Saved data entries
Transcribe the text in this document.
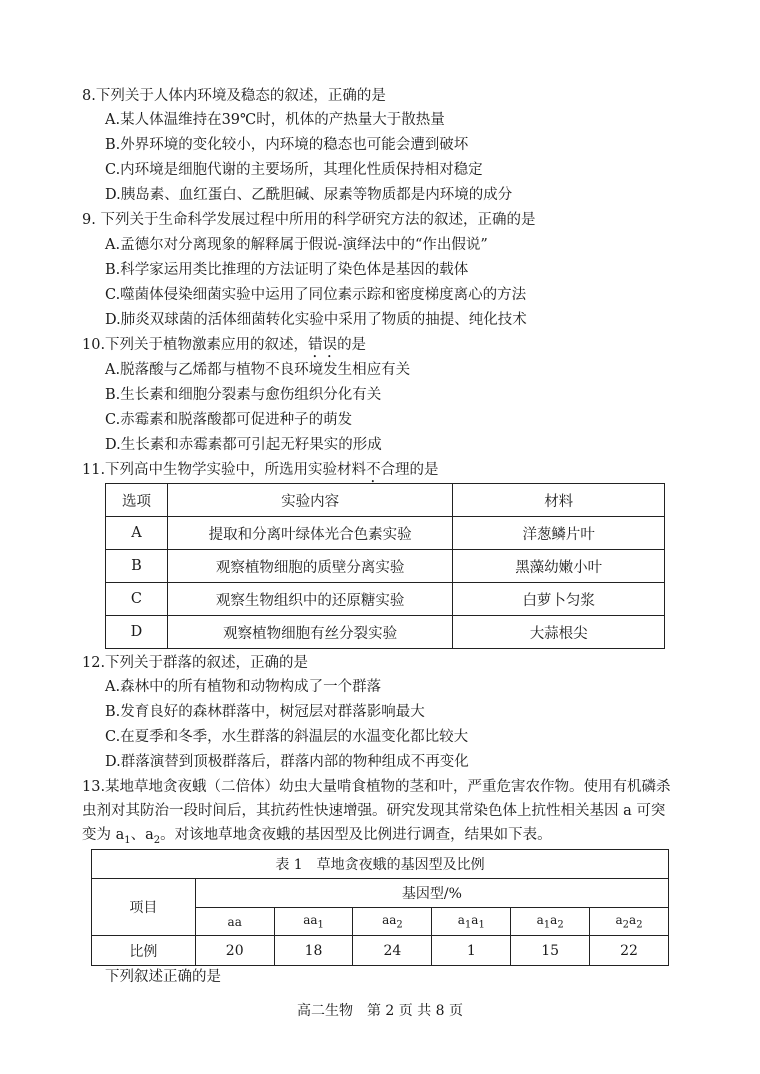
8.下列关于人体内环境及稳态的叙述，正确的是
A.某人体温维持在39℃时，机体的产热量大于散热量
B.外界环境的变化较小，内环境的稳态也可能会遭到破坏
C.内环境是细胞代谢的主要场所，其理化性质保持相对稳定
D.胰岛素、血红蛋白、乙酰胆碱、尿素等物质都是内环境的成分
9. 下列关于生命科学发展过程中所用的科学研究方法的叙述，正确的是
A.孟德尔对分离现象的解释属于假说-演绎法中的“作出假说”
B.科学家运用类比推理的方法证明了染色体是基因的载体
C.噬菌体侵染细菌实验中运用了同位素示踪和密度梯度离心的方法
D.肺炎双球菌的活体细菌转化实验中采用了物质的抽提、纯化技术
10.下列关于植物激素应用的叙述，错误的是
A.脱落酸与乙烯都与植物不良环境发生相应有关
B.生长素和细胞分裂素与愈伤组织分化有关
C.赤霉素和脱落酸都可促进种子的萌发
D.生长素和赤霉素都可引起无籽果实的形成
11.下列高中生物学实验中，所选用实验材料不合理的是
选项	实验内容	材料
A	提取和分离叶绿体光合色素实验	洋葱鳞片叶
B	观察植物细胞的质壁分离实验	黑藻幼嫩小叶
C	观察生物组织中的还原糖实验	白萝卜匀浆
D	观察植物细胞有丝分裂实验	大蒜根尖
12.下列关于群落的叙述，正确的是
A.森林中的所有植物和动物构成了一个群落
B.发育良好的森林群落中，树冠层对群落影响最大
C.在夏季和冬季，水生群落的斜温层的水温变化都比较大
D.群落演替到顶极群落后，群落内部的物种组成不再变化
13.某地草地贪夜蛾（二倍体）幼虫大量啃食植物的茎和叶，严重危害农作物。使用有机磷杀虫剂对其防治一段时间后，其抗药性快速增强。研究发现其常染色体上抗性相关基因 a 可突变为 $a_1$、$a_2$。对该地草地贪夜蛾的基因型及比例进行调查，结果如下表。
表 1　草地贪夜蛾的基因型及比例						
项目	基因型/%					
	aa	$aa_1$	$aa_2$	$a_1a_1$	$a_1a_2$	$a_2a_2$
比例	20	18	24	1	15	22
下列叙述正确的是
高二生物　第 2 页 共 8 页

▸ **Written instruction**: Copy every record above exactly as written, but leave out the pictures.

▸ **Result for this task**:
Transcribe the text in this document.
8.下列关于人体内环境及稳态的叙述，正确的是
A.某人体温维持在39℃时，机体的产热量大于散热量
B.外界环境的变化较小，内环境的稳态也可能会遭到破坏
C.内环境是细胞代谢的主要场所，其理化性质保持相对稳定
D.胰岛素、血红蛋白、乙酰胆碱、尿素等物质都是内环境的成分
9. 下列关于生命科学发展过程中所用的科学研究方法的叙述，正确的是
A.孟德尔对分离现象的解释属于假说-演绎法中的“作出假说”
B.科学家运用类比推理的方法证明了染色体是基因的载体
C.噬菌体侵染细菌实验中运用了同位素示踪和密度梯度离心的方法
D.肺炎双球菌的活体细菌转化实验中采用了物质的抽提、纯化技术
10.下列关于植物激素应用的叙述，错误的是
A.脱落酸与乙烯都与植物不良环境发生相应有关
B.生长素和细胞分裂素与愈伤组织分化有关
C.赤霉素和脱落酸都可促进种子的萌发
D.生长素和赤霉素都可引起无籽果实的形成
11.下列高中生物学实验中，所选用实验材料不合理的是
选项	实验内容	材料
A	提取和分离叶绿体光合色素实验	洋葱鳞片叶
B	观察植物细胞的质壁分离实验	黑藻幼嫩小叶
C	观察生物组织中的还原糖实验	白萝卜匀浆
D	观察植物细胞有丝分裂实验	大蒜根尖
12.下列关于群落的叙述，正确的是
A.森林中的所有植物和动物构成了一个群落
B.发育良好的森林群落中，树冠层对群落影响最大
C.在夏季和冬季，水生群落的斜温层的水温变化都比较大
D.群落演替到顶极群落后，群落内部的物种组成不再变化
13.某地草地贪夜蛾（二倍体）幼虫大量啃食植物的茎和叶，严重危害农作物。使用有机磷杀虫剂对其防治一段时间后，其抗药性快速增强。研究发现其常染色体上抗性相关基因 a 可突变为 $a_1$、$a_2$。对该地草地贪夜蛾的基因型及比例进行调查，结果如下表。
表 1　草地贪夜蛾的基因型及比例						
项目	基因型/%					
	aa	$aa_1$	$aa_2$	$a_1a_1$	$a_1a_2$	$a_2a_2$
比例	20	18	24	1	15	22
下列叙述正确的是
高二生物　第 2 页 共 8 页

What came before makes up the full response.